Stored records:

-=-=-=-=-

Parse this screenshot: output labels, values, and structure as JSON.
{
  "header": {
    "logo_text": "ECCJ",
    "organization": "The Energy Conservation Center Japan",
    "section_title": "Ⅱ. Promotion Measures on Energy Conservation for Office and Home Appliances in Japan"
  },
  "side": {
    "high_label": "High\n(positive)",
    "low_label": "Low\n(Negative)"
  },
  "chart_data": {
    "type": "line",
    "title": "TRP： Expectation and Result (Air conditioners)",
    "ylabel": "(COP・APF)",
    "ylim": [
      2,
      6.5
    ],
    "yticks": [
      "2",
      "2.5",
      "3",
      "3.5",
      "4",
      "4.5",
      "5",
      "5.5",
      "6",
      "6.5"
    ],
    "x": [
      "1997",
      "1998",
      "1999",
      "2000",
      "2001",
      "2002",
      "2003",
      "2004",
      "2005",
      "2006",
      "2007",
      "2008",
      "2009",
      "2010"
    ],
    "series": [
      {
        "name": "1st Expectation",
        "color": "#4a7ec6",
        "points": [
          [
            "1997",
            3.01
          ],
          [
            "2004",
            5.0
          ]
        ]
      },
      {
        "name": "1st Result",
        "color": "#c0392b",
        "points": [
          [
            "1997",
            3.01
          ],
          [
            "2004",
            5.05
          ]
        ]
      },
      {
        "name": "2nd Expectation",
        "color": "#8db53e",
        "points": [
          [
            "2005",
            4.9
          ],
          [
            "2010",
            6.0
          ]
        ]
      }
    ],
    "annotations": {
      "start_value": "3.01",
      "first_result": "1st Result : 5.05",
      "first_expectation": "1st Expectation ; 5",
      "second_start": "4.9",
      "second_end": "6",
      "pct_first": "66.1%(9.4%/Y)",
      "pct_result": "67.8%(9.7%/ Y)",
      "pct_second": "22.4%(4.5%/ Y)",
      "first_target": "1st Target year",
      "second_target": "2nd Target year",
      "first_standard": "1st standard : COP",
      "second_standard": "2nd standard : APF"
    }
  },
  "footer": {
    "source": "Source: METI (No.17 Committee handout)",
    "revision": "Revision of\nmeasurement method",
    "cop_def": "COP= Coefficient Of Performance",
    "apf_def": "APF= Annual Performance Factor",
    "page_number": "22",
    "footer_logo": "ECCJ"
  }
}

-=-=-=-=-

Set exercise:
Select the lines in this material that hold the word "Target", leaving none out.

Reply:
      "first_target": "1st Target year",
      "second_target": "2nd Target year",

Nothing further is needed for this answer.